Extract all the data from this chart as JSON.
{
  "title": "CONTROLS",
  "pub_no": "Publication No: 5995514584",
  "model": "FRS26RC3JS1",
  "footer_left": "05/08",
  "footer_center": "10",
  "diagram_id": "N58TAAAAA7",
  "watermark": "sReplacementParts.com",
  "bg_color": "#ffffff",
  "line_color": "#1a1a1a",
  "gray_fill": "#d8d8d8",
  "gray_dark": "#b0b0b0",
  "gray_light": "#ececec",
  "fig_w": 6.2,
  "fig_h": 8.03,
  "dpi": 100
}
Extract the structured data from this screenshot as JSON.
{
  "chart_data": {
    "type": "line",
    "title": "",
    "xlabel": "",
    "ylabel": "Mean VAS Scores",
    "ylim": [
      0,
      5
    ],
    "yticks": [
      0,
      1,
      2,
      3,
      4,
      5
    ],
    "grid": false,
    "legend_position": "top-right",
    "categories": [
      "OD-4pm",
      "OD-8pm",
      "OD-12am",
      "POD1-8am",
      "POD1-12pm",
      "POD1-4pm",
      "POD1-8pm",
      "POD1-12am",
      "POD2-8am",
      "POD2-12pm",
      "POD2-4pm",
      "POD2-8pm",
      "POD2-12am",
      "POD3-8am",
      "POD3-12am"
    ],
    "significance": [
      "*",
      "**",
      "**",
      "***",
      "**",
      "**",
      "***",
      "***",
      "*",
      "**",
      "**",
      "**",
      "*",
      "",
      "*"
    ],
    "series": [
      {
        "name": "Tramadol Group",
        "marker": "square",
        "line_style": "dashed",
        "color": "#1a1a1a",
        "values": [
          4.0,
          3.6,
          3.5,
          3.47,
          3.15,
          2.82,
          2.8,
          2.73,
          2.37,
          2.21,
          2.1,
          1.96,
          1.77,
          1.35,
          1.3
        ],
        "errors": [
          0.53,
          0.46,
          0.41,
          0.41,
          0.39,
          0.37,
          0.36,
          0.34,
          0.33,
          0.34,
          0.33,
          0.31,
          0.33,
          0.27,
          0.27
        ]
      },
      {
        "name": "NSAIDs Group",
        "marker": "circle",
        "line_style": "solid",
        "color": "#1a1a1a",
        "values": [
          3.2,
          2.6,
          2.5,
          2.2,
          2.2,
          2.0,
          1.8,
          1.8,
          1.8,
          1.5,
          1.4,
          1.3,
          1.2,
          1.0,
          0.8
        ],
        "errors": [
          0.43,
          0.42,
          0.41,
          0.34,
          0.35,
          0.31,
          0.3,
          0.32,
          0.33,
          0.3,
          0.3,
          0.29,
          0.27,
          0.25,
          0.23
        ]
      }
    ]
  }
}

=== What you have to do ===
Collect each line holding the string "this".

=== Correct result ===
Extract all the data from this chart as JSON.
Extract the structured data from this screenshot as JSON.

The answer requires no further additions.